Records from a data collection
====
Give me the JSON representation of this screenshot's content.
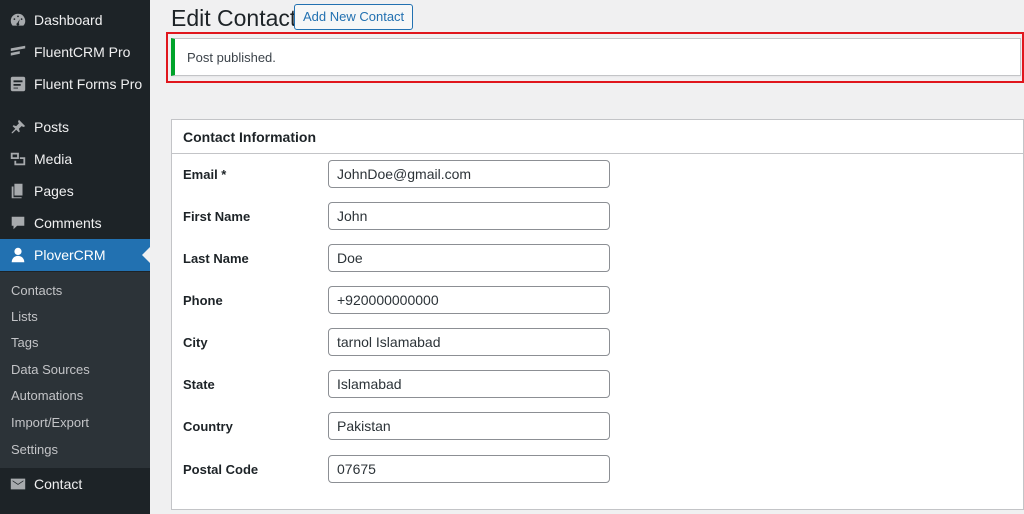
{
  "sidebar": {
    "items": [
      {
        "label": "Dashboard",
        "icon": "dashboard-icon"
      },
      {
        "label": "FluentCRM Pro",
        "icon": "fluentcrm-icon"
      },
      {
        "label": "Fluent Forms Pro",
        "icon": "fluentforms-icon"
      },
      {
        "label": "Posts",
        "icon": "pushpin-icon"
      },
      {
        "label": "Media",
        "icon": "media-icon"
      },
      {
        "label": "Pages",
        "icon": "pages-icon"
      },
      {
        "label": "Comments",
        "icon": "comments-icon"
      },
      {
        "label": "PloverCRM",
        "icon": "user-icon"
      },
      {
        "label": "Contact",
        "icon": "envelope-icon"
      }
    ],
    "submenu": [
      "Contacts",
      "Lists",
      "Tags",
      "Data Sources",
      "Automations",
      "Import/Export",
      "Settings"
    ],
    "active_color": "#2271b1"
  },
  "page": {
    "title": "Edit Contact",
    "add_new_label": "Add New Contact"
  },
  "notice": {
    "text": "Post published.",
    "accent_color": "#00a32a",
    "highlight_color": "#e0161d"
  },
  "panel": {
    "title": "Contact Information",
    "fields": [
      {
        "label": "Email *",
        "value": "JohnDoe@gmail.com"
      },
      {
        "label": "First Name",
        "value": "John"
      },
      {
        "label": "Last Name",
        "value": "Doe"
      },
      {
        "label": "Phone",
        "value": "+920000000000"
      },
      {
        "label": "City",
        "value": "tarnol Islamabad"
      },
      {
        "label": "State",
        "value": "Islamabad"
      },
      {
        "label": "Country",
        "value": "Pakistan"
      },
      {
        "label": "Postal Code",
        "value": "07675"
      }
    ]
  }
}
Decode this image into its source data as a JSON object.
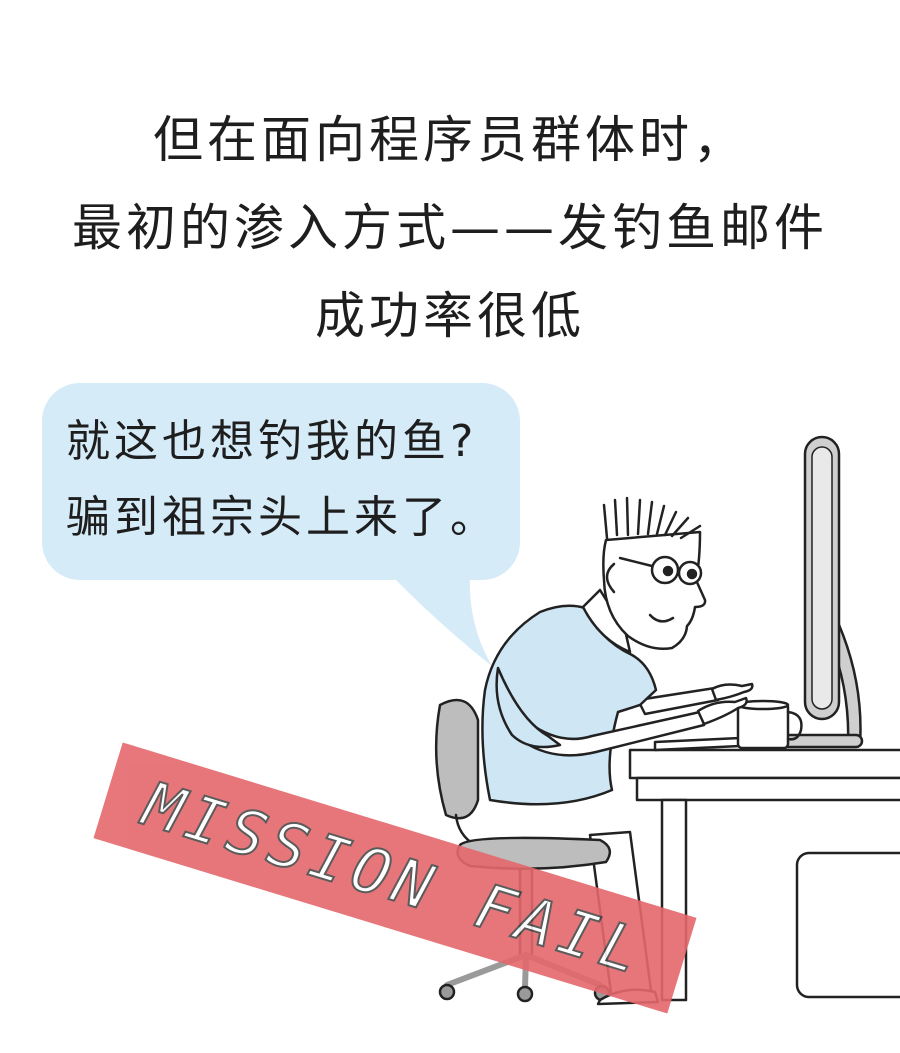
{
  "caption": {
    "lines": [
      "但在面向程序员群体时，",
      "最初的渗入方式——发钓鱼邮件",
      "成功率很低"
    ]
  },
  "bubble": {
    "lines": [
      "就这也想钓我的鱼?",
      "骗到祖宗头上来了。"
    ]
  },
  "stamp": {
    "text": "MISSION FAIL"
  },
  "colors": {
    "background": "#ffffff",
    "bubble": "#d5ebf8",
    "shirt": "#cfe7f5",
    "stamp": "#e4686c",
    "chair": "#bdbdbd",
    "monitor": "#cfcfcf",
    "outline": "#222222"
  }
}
====
## EXERCISE DESCRIPTION
Take every line above carrying "icon" and return it.

## THE COMPLETED TASK
        "icon": "dashboard-icon"
        "icon": "fluentcrm-icon"
        "icon": "fluentforms-icon"
        "icon": "pushpin-icon"
        "icon": "media-icon"
        "icon": "pages-icon"
        "icon": "comments-icon"
        "icon": "user-icon"
        "icon": "envelope-icon"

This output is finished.